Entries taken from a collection

(begin)

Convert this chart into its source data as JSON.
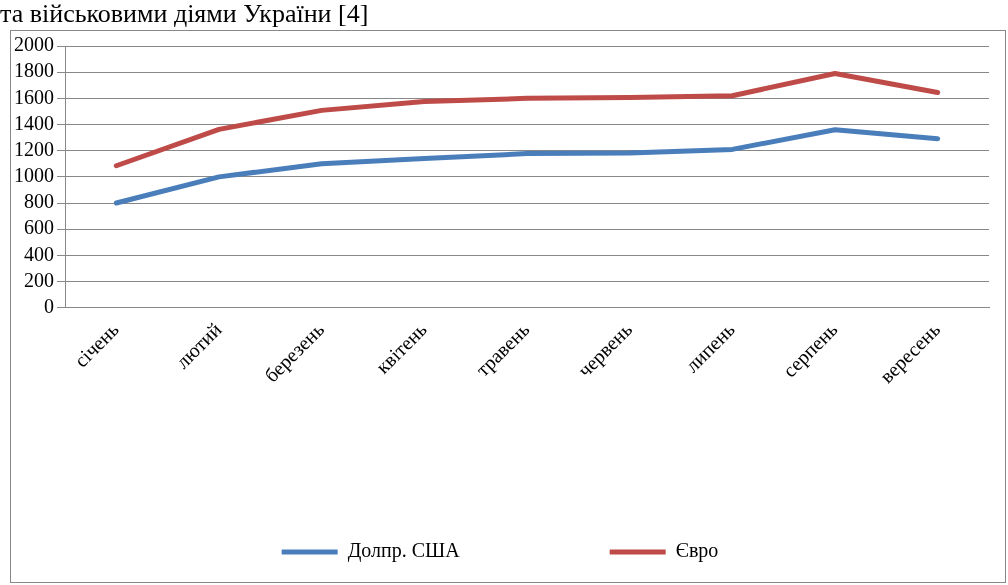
{
  "chart_data": {
    "type": "line",
    "title": "та військовими діями України [4]",
    "categories": [
      "січень",
      "лютий",
      "березень",
      "квітень",
      "травень",
      "червень",
      "липень",
      "серпень",
      "вересень"
    ],
    "series": [
      {
        "name": "Долпр. США",
        "color": "#4a7ebb",
        "values": [
          800,
          1000,
          1100,
          1140,
          1178,
          1182,
          1210,
          1360,
          1292
        ]
      },
      {
        "name": "Євро",
        "color": "#be4b48",
        "values": [
          1085,
          1363,
          1508,
          1575,
          1600,
          1607,
          1620,
          1790,
          1645
        ]
      }
    ],
    "ylim": [
      0,
      2000
    ],
    "yticks": [
      0,
      200,
      400,
      600,
      800,
      1000,
      1200,
      1400,
      1600,
      1800,
      2000
    ],
    "grid": "y",
    "legend": "bottom",
    "marker": "none",
    "line_style": "solid"
  }
}
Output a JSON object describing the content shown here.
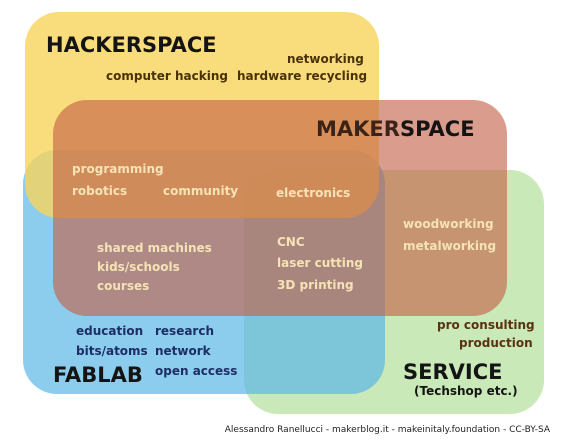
{
  "regions": {
    "hackerspace": {
      "title": "HACKERSPACE",
      "items": [
        "networking",
        "computer hacking",
        "hardware recycling"
      ],
      "color": "#f7d872"
    },
    "makerspace": {
      "title_prefix": "MAKER",
      "title_suffix": "SPACE",
      "items": [
        "programming",
        "robotics",
        "community",
        "electronics"
      ],
      "color": "#cf7258"
    },
    "fablab": {
      "title": "FABLAB",
      "items": [
        "education",
        "research",
        "bits/atoms",
        "network",
        "open access"
      ],
      "color": "#7ec8e8"
    },
    "service": {
      "title": "SERVICE",
      "subtitle": "(Techshop etc.)",
      "items": [
        "woodworking",
        "metalworking",
        "pro consulting",
        "production"
      ],
      "color": "#bfe6a8"
    }
  },
  "shared": {
    "left_items": [
      "shared machines",
      "kids/schools",
      "courses"
    ],
    "center_items": [
      "CNC",
      "laser cutting",
      "3D printing"
    ]
  },
  "credit": "Alessandro Ranellucci - makerblog.it - makeinitaly.foundation - CC-BY-SA"
}
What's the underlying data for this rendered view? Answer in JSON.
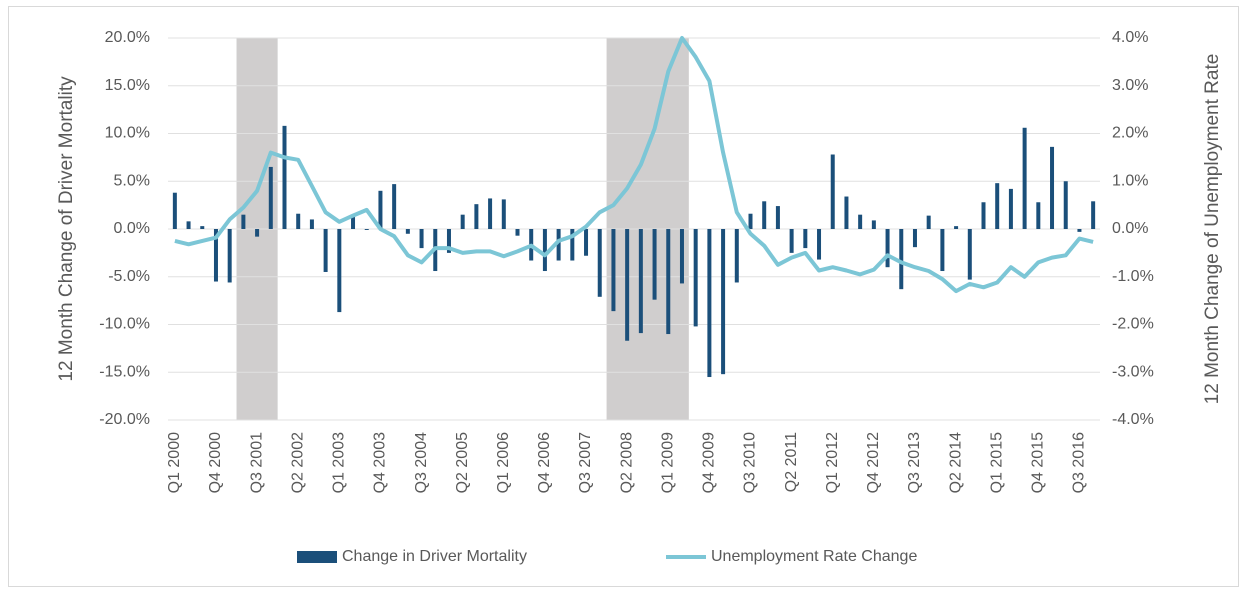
{
  "chart_data": {
    "type": "bar-line",
    "y_label": "12 Month Change of Driver Mortality",
    "y2_label": "12 Month Change of Unemployment Rate",
    "categories": [
      "Q1 2000",
      null,
      null,
      "Q4 2000",
      null,
      null,
      "Q3 2001",
      null,
      null,
      "Q2 2002",
      null,
      null,
      "Q1 2003",
      null,
      null,
      "Q4 2003",
      null,
      null,
      "Q3 2004",
      null,
      null,
      "Q2 2005",
      null,
      null,
      "Q1 2006",
      null,
      null,
      "Q4 2006",
      null,
      null,
      "Q3 2007",
      null,
      null,
      "Q2 2008",
      null,
      null,
      "Q1 2009",
      null,
      null,
      "Q4 2009",
      null,
      null,
      "Q3 2010",
      null,
      null,
      "Q2 2011",
      null,
      null,
      "Q1 2012",
      null,
      null,
      "Q4 2012",
      null,
      null,
      "Q3 2013",
      null,
      null,
      "Q2 2014",
      null,
      null,
      "Q1 2015",
      null,
      null,
      "Q4 2015",
      null,
      null,
      "Q3 2016",
      null
    ],
    "series": [
      {
        "name": "Change in Driver Mortality",
        "type": "bar",
        "color": "#1b4f7a",
        "values": [
          3.8,
          0.8,
          0.3,
          -5.5,
          -5.6,
          1.5,
          -0.8,
          6.5,
          10.8,
          1.6,
          1.0,
          -4.5,
          -8.7,
          1.5,
          -0.1,
          4.0,
          4.7,
          -0.5,
          -2.0,
          -4.4,
          -2.5,
          1.5,
          2.6,
          3.2,
          3.1,
          -0.7,
          -3.3,
          -4.4,
          -3.3,
          -3.3,
          -2.8,
          -7.1,
          -8.6,
          -11.7,
          -10.9,
          -7.4,
          -11.0,
          -5.7,
          -10.2,
          -15.5,
          -15.2,
          -5.6,
          1.6,
          2.9,
          2.4,
          -2.5,
          -2.0,
          -3.2,
          7.8,
          3.4,
          1.5,
          0.9,
          -4.0,
          -6.3,
          -1.9,
          1.4,
          -4.4,
          0.3,
          -5.3,
          2.8,
          4.8,
          4.2,
          10.6,
          2.8,
          8.6,
          5.0,
          -0.3,
          2.9
        ]
      },
      {
        "name": "Unemployment Rate Change",
        "type": "line",
        "axis": "y2",
        "color": "#7cc6d6",
        "values": [
          -0.25,
          -0.32,
          -0.25,
          -0.18,
          0.2,
          0.45,
          0.8,
          1.6,
          1.5,
          1.45,
          0.9,
          0.35,
          0.15,
          0.28,
          0.4,
          0.0,
          -0.15,
          -0.55,
          -0.7,
          -0.4,
          -0.4,
          -0.5,
          -0.47,
          -0.47,
          -0.57,
          -0.47,
          -0.35,
          -0.55,
          -0.25,
          -0.15,
          0.05,
          0.35,
          0.5,
          0.85,
          1.35,
          2.1,
          3.3,
          4.0,
          3.6,
          3.1,
          1.6,
          0.35,
          -0.1,
          -0.35,
          -0.75,
          -0.6,
          -0.5,
          -0.87,
          -0.8,
          -0.87,
          -0.95,
          -0.85,
          -0.55,
          -0.7,
          -0.8,
          -0.88,
          -1.05,
          -1.3,
          -1.15,
          -1.22,
          -1.12,
          -0.8,
          -1.0,
          -0.7,
          -0.6,
          -0.55,
          -0.2,
          -0.27
        ]
      }
    ],
    "shaded_spans": [
      [
        5,
        8
      ],
      [
        32,
        38
      ]
    ],
    "shade_color": "#d0cece",
    "ylim": [
      -20,
      20
    ],
    "yticks": [
      {
        "value": 20,
        "label": "20.0%"
      },
      {
        "value": 15,
        "label": "15.0%"
      },
      {
        "value": 10,
        "label": "10.0%"
      },
      {
        "value": 5,
        "label": "5.0%"
      },
      {
        "value": 0,
        "label": "0.0%"
      },
      {
        "value": -5,
        "label": "-5.0%"
      },
      {
        "value": -10,
        "label": "-10.0%"
      },
      {
        "value": -15,
        "label": "-15.0%"
      },
      {
        "value": -20,
        "label": "-20.0%"
      }
    ],
    "y2lim": [
      -4,
      4
    ],
    "y2ticks": [
      {
        "value": 4,
        "label": "4.0%"
      },
      {
        "value": 3,
        "label": "3.0%"
      },
      {
        "value": 2,
        "label": "2.0%"
      },
      {
        "value": 1,
        "label": "1.0%"
      },
      {
        "value": 0,
        "label": "0.0%"
      },
      {
        "value": -1,
        "label": "-1.0%"
      },
      {
        "value": -2,
        "label": "-2.0%"
      },
      {
        "value": -3,
        "label": "-3.0%"
      },
      {
        "value": -4,
        "label": "-4.0%"
      }
    ],
    "grid": true,
    "legend": "bottom"
  }
}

(end)

— STATED PROBLEM —
The records shown above are to be repeated exactly, with the pictures left out.

— RESPONSE FOR THIS EXERCISE —
Convert this chart into its source data as JSON.
{
  "chart_data": {
    "type": "line",
    "title": "та військовими діями України [4]",
    "categories": [
      "січень",
      "лютий",
      "березень",
      "квітень",
      "травень",
      "червень",
      "липень",
      "серпень",
      "вересень"
    ],
    "series": [
      {
        "name": "Долпр. США",
        "color": "#4a7ebb",
        "values": [
          800,
          1000,
          1100,
          1140,
          1178,
          1182,
          1210,
          1360,
          1292
        ]
      },
      {
        "name": "Євро",
        "color": "#be4b48",
        "values": [
          1085,
          1363,
          1508,
          1575,
          1600,
          1607,
          1620,
          1790,
          1645
        ]
      }
    ],
    "ylim": [
      0,
      2000
    ],
    "yticks": [
      0,
      200,
      400,
      600,
      800,
      1000,
      1200,
      1400,
      1600,
      1800,
      2000
    ],
    "grid": "y",
    "legend": "bottom",
    "marker": "none",
    "line_style": "solid"
  }
}
Output a JSON object describing the content shown here.
{
  "regions": {
    "hackerspace": {
      "title": "HACKERSPACE",
      "items": [
        "networking",
        "computer hacking",
        "hardware recycling"
      ],
      "color": "#f7d872"
    },
    "makerspace": {
      "title_prefix": "MAKER",
      "title_suffix": "SPACE",
      "items": [
        "programming",
        "robotics",
        "community",
        "electronics"
      ],
      "color": "#cf7258"
    },
    "fablab": {
      "title": "FABLAB",
      "items": [
        "education",
        "research",
        "bits/atoms",
        "network",
        "open access"
      ],
      "color": "#7ec8e8"
    },
    "service": {
      "title": "SERVICE",
      "subtitle": "(Techshop etc.)",
      "items": [
        "woodworking",
        "metalworking",
        "pro consulting",
        "production"
      ],
      "color": "#bfe6a8"
    }
  },
  "shared": {
    "left_items": [
      "shared machines",
      "kids/schools",
      "courses"
    ],
    "center_items": [
      "CNC",
      "laser cutting",
      "3D printing"
    ]
  },
  "credit": "Alessandro Ranellucci - makerblog.it - makeinitaly.foundation - CC-BY-SA"
}
What's the underlying data for this rendered view? Answer in JSON.
{
  "chart_data": {
    "type": "bar-line",
    "y_label": "12 Month Change of Driver Mortality",
    "y2_label": "12 Month Change of Unemployment Rate",
    "categories": [
      "Q1 2000",
      null,
      null,
      "Q4 2000",
      null,
      null,
      "Q3 2001",
      null,
      null,
      "Q2 2002",
      null,
      null,
      "Q1 2003",
      null,
      null,
      "Q4 2003",
      null,
      null,
      "Q3 2004",
      null,
      null,
      "Q2 2005",
      null,
      null,
      "Q1 2006",
      null,
      null,
      "Q4 2006",
      null,
      null,
      "Q3 2007",
      null,
      null,
      "Q2 2008",
      null,
      null,
      "Q1 2009",
      null,
      null,
      "Q4 2009",
      null,
      null,
      "Q3 2010",
      null,
      null,
      "Q2 2011",
      null,
      null,
      "Q1 2012",
      null,
      null,
      "Q4 2012",
      null,
      null,
      "Q3 2013",
      null,
      null,
      "Q2 2014",
      null,
      null,
      "Q1 2015",
      null,
      null,
      "Q4 2015",
      null,
      null,
      "Q3 2016",
      null
    ],
    "series": [
      {
        "name": "Change in Driver Mortality",
        "type": "bar",
        "color": "#1b4f7a",
        "values": [
          3.8,
          0.8,
          0.3,
          -5.5,
          -5.6,
          1.5,
          -0.8,
          6.5,
          10.8,
          1.6,
          1.0,
          -4.5,
          -8.7,
          1.5,
          -0.1,
          4.0,
          4.7,
          -0.5,
          -2.0,
          -4.4,
          -2.5,
          1.5,
          2.6,
          3.2,
          3.1,
          -0.7,
          -3.3,
          -4.4,
          -3.3,
          -3.3,
          -2.8,
          -7.1,
          -8.6,
          -11.7,
          -10.9,
          -7.4,
          -11.0,
          -5.7,
          -10.2,
          -15.5,
          -15.2,
          -5.6,
          1.6,
          2.9,
          2.4,
          -2.5,
          -2.0,
          -3.2,
          7.8,
          3.4,
          1.5,
          0.9,
          -4.0,
          -6.3,
          -1.9,
          1.4,
          -4.4,
          0.3,
          -5.3,
          2.8,
          4.8,
          4.2,
          10.6,
          2.8,
          8.6,
          5.0,
          -0.3,
          2.9
        ]
      },
      {
        "name": "Unemployment Rate Change",
        "type": "line",
        "axis": "y2",
        "color": "#7cc6d6",
        "values": [
          -0.25,
          -0.32,
          -0.25,
          -0.18,
          0.2,
          0.45,
          0.8,
          1.6,
          1.5,
          1.45,
          0.9,
          0.35,
          0.15,
          0.28,
          0.4,
          0.0,
          -0.15,
          -0.55,
          -0.7,
          -0.4,
          -0.4,
          -0.5,
          -0.47,
          -0.47,
          -0.57,
          -0.47,
          -0.35,
          -0.55,
          -0.25,
          -0.15,
          0.05,
          0.35,
          0.5,
          0.85,
          1.35,
          2.1,
          3.3,
          4.0,
          3.6,
          3.1,
          1.6,
          0.35,
          -0.1,
          -0.35,
          -0.75,
          -0.6,
          -0.5,
          -0.87,
          -0.8,
          -0.87,
          -0.95,
          -0.85,
          -0.55,
          -0.7,
          -0.8,
          -0.88,
          -1.05,
          -1.3,
          -1.15,
          -1.22,
          -1.12,
          -0.8,
          -1.0,
          -0.7,
          -0.6,
          -0.55,
          -0.2,
          -0.27
        ]
      }
    ],
    "shaded_spans": [
      [
        5,
        8
      ],
      [
        32,
        38
      ]
    ],
    "shade_color": "#d0cece",
    "ylim": [
      -20,
      20
    ],
    "yticks": [
      {
        "value": 20,
        "label": "20.0%"
      },
      {
        "value": 15,
        "label": "15.0%"
      },
      {
        "value": 10,
        "label": "10.0%"
      },
      {
        "value": 5,
        "label": "5.0%"
      },
      {
        "value": 0,
        "label": "0.0%"
      },
      {
        "value": -5,
        "label": "-5.0%"
      },
      {
        "value": -10,
        "label": "-10.0%"
      },
      {
        "value": -15,
        "label": "-15.0%"
      },
      {
        "value": -20,
        "label": "-20.0%"
      }
    ],
    "y2lim": [
      -4,
      4
    ],
    "y2ticks": [
      {
        "value": 4,
        "label": "4.0%"
      },
      {
        "value": 3,
        "label": "3.0%"
      },
      {
        "value": 2,
        "label": "2.0%"
      },
      {
        "value": 1,
        "label": "1.0%"
      },
      {
        "value": 0,
        "label": "0.0%"
      },
      {
        "value": -1,
        "label": "-1.0%"
      },
      {
        "value": -2,
        "label": "-2.0%"
      },
      {
        "value": -3,
        "label": "-3.0%"
      },
      {
        "value": -4,
        "label": "-4.0%"
      }
    ],
    "grid": true,
    "legend": "bottom"
  }
}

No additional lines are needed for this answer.